Goal: Select, from the material below, each line with "تؤدى" in it.
--- BEGIN Exercise inputs ---
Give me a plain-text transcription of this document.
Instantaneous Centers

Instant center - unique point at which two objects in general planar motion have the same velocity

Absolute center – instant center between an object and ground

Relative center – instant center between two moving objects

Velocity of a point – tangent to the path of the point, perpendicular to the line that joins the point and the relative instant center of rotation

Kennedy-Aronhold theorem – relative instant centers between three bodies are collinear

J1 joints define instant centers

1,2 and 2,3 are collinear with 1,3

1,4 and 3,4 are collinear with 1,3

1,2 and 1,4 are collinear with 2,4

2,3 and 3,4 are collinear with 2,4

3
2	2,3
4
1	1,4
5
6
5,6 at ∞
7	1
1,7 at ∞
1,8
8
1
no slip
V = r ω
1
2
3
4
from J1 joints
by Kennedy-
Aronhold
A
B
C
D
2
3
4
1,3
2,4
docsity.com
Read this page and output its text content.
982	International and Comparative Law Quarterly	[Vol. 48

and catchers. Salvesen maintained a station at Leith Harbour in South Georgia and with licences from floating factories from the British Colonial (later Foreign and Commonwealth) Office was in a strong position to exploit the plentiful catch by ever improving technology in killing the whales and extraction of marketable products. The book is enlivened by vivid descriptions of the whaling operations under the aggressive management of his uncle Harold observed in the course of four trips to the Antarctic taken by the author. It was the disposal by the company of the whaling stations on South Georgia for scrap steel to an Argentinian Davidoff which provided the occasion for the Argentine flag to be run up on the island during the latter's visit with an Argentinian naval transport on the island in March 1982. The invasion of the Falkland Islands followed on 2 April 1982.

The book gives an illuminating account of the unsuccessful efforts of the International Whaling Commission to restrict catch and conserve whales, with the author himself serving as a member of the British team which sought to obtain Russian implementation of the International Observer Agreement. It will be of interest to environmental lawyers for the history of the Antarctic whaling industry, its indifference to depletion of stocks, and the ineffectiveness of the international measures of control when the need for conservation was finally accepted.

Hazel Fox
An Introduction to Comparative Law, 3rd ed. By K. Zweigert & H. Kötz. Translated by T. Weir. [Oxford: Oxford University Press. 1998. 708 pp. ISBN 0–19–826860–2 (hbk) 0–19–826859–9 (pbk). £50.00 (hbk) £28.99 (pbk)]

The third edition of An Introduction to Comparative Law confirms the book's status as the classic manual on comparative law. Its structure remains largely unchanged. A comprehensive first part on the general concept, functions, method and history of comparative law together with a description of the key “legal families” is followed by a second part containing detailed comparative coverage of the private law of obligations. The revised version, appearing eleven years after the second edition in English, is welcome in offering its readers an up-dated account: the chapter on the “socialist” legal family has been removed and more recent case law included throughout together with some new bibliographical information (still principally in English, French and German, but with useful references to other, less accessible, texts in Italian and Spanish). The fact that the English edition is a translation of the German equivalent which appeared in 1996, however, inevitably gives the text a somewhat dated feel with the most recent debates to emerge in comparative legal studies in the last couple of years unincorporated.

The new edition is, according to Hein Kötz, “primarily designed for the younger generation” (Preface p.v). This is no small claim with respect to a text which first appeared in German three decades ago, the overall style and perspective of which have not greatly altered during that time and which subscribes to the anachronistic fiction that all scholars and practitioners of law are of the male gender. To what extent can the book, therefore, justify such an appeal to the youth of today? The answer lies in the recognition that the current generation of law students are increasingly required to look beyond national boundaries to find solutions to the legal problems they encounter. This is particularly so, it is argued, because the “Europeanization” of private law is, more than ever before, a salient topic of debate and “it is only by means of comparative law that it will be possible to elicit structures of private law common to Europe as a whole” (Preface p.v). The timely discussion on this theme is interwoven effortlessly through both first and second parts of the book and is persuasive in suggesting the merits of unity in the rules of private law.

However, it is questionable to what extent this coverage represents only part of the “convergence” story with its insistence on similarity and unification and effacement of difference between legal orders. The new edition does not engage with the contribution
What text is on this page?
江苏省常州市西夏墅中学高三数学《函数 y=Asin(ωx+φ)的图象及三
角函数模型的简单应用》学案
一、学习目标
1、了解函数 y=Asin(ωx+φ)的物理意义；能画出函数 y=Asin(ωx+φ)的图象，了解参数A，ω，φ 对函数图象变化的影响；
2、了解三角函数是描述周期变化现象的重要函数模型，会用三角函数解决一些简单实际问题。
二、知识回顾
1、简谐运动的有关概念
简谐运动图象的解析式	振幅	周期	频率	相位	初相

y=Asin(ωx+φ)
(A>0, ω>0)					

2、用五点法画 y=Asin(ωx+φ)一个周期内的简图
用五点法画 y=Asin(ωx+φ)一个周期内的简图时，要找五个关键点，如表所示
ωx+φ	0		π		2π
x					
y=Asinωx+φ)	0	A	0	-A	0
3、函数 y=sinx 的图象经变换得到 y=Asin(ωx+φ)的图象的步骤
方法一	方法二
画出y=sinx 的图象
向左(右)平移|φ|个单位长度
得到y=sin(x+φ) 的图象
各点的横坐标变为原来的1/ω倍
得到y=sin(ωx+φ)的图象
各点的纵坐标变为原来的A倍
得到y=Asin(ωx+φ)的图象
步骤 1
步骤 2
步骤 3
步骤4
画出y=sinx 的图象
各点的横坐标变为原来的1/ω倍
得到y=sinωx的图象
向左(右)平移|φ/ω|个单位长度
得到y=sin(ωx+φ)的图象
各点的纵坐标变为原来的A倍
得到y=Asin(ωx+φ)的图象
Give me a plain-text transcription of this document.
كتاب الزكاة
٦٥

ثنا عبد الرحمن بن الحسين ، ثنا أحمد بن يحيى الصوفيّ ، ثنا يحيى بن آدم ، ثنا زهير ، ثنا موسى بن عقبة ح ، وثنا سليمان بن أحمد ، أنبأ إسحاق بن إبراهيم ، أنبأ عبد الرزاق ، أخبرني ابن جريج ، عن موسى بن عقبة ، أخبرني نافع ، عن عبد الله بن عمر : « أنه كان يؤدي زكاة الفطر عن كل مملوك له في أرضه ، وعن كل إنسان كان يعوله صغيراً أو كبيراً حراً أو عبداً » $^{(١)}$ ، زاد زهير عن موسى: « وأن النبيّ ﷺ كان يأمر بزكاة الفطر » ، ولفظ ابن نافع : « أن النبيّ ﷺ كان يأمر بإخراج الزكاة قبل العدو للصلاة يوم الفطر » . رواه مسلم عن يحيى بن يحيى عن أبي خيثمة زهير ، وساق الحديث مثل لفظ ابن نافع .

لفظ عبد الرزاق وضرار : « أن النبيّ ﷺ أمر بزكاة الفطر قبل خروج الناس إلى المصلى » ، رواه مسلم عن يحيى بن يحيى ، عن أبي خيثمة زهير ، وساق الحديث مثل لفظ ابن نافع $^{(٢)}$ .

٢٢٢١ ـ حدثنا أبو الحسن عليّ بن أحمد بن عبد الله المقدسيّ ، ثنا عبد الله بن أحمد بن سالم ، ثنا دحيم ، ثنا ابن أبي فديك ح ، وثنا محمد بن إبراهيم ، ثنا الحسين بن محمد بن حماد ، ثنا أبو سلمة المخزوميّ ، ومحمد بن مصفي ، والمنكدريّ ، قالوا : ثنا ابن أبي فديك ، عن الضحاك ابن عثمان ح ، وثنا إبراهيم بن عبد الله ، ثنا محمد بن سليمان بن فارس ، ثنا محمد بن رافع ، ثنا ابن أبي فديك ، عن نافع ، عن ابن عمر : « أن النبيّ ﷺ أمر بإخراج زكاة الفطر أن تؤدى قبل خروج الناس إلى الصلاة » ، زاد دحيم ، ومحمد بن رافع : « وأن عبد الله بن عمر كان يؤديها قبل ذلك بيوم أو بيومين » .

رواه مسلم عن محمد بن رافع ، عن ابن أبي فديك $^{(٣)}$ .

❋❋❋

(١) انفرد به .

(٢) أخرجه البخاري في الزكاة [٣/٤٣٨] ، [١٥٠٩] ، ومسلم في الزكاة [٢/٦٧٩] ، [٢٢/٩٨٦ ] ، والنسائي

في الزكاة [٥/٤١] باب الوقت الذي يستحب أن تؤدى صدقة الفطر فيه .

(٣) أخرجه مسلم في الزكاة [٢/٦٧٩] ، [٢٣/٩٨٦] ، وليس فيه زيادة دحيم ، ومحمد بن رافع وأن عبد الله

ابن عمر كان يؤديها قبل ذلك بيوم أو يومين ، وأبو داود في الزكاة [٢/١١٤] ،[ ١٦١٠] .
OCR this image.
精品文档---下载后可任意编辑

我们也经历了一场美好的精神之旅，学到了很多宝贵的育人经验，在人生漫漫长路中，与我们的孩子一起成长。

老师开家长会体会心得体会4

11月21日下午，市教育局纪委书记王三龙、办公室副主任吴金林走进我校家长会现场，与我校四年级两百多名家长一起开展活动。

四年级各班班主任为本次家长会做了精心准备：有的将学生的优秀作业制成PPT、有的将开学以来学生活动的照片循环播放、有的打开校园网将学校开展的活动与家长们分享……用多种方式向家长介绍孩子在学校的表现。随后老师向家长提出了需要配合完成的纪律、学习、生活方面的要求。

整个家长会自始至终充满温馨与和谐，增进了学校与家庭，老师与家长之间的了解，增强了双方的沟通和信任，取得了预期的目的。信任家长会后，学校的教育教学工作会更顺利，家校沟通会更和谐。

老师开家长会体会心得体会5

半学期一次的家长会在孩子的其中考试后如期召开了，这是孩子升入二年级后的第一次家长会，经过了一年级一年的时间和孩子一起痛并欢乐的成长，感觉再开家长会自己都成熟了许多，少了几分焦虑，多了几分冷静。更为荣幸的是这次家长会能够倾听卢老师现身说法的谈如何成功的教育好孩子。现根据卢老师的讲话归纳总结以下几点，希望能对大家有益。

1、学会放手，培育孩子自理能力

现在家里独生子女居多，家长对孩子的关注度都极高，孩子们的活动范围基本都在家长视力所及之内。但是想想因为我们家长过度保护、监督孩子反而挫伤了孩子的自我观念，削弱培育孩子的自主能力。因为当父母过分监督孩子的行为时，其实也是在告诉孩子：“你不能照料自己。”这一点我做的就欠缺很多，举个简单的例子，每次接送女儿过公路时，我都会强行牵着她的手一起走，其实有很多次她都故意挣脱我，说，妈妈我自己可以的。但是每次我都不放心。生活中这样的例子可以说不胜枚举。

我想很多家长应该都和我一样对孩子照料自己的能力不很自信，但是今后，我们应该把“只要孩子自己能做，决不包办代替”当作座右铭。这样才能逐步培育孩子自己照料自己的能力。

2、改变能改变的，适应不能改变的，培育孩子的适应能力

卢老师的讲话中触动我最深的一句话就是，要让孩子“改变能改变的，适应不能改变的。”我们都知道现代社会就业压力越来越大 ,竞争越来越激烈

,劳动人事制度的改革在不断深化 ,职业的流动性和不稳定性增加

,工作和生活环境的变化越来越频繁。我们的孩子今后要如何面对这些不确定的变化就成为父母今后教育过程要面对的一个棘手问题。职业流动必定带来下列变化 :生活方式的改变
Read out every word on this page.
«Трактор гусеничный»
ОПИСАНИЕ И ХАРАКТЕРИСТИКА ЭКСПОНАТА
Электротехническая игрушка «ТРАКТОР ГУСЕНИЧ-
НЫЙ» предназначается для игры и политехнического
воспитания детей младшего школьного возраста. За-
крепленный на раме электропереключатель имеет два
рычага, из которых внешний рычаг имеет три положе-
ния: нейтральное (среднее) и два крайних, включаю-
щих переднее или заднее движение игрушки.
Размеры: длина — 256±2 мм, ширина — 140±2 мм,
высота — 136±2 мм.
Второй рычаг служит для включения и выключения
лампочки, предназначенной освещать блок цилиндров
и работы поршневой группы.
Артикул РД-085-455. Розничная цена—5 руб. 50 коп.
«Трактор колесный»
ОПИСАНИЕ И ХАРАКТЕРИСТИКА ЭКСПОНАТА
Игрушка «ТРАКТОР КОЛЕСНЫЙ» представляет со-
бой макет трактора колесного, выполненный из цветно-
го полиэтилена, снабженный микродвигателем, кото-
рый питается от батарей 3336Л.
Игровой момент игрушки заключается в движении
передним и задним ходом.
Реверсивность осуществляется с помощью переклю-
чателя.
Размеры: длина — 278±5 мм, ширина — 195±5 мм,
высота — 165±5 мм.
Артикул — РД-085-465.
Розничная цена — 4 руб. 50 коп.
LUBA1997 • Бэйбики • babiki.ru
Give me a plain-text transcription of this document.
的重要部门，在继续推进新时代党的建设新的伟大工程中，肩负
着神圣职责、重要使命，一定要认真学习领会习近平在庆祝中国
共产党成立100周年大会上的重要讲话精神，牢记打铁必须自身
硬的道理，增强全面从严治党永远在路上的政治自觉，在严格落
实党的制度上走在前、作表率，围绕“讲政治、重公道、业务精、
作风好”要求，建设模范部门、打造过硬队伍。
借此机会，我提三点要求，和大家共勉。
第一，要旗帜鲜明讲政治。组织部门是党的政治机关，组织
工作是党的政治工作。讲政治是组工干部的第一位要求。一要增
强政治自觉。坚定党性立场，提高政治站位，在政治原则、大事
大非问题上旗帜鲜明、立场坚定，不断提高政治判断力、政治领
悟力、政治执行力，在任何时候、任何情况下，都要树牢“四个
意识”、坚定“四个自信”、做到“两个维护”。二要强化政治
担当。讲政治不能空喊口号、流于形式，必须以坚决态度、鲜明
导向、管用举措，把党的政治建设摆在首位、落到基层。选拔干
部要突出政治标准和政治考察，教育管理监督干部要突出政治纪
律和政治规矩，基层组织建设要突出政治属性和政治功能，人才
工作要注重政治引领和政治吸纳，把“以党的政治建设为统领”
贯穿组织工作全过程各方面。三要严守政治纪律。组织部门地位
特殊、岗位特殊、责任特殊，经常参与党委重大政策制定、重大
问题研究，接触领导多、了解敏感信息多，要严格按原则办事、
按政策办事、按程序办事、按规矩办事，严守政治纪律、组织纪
--- END Exercise inputs ---
Result:
٢٢٢١ ـ حدثنا أبو الحسن عليّ بن أحمد بن عبد الله المقدسيّ ، ثنا عبد الله بن أحمد بن سالم ، ثنا دحيم ، ثنا ابن أبي فديك ح ، وثنا محمد بن إبراهيم ، ثنا الحسين بن محمد بن حماد ، ثنا أبو سلمة المخزوميّ ، ومحمد بن مصفي ، والمنكدريّ ، قالوا : ثنا ابن أبي فديك ، عن الضحاك ابن عثمان ح ، وثنا إبراهيم بن عبد الله ، ثنا محمد بن سليمان بن فارس ، ثنا محمد بن رافع ، ثنا ابن أبي فديك ، عن نافع ، عن ابن عمر : « أن النبيّ ﷺ أمر بإخراج زكاة الفطر أن تؤدى قبل خروج الناس إلى الصلاة » ، زاد دحيم ، ومحمد بن رافع : « وأن عبد الله بن عمر كان يؤديها قبل ذلك بيوم أو بيومين » .
في الزكاة [٥/٤١] باب الوقت الذي يستحب أن تؤدى صدقة الفطر فيه .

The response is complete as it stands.